··· Data supplied

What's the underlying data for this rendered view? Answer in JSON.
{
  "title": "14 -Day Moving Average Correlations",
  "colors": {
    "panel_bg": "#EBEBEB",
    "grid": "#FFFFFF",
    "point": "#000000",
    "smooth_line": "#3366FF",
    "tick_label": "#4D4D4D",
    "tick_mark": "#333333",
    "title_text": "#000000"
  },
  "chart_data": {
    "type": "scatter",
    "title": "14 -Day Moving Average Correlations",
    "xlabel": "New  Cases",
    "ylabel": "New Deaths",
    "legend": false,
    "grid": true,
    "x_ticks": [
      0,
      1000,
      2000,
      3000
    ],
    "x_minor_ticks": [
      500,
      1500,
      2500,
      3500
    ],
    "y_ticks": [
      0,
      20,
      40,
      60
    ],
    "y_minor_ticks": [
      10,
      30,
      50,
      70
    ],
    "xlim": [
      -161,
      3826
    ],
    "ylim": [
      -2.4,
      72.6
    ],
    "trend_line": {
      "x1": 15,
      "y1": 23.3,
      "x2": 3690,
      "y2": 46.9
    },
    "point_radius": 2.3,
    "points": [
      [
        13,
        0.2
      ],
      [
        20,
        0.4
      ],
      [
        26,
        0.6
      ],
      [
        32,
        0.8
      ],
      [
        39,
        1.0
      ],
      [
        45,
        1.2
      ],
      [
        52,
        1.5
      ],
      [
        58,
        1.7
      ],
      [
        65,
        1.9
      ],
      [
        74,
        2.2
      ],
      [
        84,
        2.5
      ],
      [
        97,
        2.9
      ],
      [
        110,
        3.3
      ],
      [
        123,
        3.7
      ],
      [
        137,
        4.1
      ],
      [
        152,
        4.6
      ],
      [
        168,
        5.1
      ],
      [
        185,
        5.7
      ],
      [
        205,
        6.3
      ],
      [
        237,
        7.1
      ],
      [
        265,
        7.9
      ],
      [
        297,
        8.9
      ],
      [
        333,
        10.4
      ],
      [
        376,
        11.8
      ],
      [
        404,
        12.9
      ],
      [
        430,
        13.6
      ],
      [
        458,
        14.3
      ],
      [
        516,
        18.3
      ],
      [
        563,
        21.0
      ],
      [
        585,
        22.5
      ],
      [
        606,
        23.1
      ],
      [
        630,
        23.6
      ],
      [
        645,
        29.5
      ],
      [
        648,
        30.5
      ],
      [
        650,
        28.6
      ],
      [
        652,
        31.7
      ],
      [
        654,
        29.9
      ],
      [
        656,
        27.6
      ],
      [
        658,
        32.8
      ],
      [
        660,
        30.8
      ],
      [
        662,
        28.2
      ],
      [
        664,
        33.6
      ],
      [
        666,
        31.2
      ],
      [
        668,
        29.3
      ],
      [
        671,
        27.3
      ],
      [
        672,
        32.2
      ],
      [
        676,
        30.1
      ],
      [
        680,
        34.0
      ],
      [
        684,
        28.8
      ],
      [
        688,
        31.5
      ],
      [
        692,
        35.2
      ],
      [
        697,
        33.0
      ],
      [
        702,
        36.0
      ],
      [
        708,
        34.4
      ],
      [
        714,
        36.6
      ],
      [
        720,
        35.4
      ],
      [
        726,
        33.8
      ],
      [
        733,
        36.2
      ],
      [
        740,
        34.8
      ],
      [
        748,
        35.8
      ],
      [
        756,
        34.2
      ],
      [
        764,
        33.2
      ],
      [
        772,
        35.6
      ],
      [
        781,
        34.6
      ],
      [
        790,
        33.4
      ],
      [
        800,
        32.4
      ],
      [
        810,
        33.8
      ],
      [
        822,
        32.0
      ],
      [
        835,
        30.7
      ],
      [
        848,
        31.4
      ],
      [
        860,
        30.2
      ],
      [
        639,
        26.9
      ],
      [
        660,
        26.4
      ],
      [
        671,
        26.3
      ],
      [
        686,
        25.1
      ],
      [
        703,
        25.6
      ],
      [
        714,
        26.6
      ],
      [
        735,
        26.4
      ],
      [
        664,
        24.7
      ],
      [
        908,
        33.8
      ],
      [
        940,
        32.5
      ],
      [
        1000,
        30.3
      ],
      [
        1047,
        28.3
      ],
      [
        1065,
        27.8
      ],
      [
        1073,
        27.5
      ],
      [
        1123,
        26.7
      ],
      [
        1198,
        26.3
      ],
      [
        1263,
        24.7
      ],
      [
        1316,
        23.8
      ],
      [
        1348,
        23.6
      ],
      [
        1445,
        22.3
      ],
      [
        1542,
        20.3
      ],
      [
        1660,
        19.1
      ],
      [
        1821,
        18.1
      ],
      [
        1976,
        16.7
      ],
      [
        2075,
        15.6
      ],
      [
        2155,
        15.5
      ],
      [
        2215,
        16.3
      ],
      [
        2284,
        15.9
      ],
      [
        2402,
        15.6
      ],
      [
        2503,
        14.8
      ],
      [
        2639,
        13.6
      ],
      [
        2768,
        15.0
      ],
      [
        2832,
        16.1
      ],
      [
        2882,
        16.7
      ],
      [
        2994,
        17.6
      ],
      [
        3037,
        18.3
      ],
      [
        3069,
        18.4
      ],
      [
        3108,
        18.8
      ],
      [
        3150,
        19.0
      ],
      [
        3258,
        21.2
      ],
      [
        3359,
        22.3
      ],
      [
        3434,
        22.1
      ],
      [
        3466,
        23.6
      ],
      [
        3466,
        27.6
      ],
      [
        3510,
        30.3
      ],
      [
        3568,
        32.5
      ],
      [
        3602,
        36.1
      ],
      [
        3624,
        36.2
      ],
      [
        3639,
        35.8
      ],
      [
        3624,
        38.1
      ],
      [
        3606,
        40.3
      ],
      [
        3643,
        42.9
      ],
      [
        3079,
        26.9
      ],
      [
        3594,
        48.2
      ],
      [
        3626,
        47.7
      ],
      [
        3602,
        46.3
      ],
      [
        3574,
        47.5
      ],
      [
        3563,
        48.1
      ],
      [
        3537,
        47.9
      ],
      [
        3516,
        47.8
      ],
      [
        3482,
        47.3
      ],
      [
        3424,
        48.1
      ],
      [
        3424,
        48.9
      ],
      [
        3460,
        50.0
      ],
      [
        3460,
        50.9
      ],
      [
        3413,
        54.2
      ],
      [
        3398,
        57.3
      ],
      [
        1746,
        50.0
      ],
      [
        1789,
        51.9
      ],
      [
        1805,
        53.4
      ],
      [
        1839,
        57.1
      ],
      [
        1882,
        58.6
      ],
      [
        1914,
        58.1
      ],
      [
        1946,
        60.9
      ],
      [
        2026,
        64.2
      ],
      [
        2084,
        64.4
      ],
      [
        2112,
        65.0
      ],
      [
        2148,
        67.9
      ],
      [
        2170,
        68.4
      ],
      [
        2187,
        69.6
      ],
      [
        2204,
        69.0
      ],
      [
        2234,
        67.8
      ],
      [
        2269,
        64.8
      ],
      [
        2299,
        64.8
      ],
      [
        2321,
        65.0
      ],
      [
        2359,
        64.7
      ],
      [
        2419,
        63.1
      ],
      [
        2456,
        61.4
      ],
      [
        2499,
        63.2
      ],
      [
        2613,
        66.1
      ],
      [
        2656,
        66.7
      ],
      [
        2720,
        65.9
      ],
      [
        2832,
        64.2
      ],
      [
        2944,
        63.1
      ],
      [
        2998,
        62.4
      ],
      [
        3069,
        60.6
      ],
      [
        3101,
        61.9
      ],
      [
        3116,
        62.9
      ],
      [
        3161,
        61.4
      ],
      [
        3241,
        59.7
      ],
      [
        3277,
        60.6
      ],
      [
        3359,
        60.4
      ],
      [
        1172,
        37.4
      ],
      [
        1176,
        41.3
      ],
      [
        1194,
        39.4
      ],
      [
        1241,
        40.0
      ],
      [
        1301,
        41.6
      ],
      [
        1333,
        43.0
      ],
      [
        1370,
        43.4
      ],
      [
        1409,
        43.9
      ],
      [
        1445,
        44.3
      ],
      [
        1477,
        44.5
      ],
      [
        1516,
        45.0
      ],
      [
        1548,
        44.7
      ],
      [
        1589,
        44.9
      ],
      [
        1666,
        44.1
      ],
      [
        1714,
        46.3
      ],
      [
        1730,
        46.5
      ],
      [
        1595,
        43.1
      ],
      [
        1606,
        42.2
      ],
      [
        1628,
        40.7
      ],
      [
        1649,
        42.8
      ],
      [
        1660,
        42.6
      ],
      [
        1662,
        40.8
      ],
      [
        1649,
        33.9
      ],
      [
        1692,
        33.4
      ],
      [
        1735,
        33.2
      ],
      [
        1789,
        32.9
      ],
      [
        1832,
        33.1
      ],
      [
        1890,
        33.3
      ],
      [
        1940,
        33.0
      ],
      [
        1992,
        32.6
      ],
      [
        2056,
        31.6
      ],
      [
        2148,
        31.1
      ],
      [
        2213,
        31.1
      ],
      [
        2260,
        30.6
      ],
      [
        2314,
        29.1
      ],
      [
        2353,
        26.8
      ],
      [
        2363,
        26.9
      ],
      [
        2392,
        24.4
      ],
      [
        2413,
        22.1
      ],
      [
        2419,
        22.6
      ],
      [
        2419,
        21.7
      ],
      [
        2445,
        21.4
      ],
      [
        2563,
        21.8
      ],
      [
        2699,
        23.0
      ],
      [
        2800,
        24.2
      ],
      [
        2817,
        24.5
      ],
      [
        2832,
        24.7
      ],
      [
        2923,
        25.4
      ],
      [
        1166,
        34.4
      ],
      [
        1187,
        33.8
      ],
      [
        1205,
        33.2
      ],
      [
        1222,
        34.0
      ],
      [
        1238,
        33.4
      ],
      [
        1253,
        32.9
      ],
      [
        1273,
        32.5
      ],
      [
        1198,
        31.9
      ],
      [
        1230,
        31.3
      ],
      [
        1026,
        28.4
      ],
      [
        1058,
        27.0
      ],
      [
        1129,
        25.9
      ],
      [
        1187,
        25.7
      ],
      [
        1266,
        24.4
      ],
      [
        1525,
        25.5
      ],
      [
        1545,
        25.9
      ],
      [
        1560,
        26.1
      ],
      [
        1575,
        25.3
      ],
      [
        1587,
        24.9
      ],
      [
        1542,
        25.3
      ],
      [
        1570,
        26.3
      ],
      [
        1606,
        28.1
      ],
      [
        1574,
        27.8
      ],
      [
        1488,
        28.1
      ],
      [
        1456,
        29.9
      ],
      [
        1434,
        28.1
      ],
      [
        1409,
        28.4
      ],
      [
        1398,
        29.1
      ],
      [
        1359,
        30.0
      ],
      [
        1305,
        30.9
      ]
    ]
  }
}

······

Set exercise |
Extract each line from the entries above that contains the string "Correlations".

Exercise answer |
  "title": "14 -Day Moving Average Correlations",
    "title": "14 -Day Moving Average Correlations",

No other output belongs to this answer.